DATASET CONTENT:

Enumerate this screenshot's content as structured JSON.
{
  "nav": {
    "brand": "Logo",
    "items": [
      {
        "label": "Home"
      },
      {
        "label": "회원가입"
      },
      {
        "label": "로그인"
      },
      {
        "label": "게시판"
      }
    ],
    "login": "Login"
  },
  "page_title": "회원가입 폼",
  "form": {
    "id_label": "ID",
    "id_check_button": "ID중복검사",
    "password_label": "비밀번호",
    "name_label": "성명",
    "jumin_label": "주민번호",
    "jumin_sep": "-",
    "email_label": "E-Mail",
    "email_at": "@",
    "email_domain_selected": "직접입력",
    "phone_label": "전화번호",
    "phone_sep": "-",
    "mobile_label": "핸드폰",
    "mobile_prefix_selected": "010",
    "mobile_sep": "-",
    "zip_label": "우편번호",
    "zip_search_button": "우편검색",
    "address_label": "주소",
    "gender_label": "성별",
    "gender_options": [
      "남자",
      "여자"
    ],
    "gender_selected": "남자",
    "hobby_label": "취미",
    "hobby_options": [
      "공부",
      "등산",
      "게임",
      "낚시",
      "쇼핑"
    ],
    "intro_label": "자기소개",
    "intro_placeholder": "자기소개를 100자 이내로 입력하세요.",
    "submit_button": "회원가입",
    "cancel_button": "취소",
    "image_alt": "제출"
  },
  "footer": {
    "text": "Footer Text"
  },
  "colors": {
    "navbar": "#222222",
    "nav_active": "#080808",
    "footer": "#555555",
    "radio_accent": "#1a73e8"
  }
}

--

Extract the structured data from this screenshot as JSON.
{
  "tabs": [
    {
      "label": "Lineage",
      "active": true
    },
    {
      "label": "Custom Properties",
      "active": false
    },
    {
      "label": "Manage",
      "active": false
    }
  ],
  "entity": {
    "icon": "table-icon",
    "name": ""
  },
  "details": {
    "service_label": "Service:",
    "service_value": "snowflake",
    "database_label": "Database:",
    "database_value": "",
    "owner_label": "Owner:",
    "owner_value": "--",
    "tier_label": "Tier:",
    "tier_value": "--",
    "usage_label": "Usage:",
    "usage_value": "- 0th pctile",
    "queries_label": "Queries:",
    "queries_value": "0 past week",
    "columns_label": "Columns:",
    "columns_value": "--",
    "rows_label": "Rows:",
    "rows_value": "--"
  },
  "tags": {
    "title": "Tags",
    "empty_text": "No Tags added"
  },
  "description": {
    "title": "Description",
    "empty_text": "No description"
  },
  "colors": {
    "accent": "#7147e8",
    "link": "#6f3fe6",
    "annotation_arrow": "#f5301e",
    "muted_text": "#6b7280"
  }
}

EXERCISE: Where a line in the entries holds "screenshot", copy that line.

FINAL RESULT:
Enumerate this screenshot's content as structured JSON.
Extract the structured data from this screenshot as JSON.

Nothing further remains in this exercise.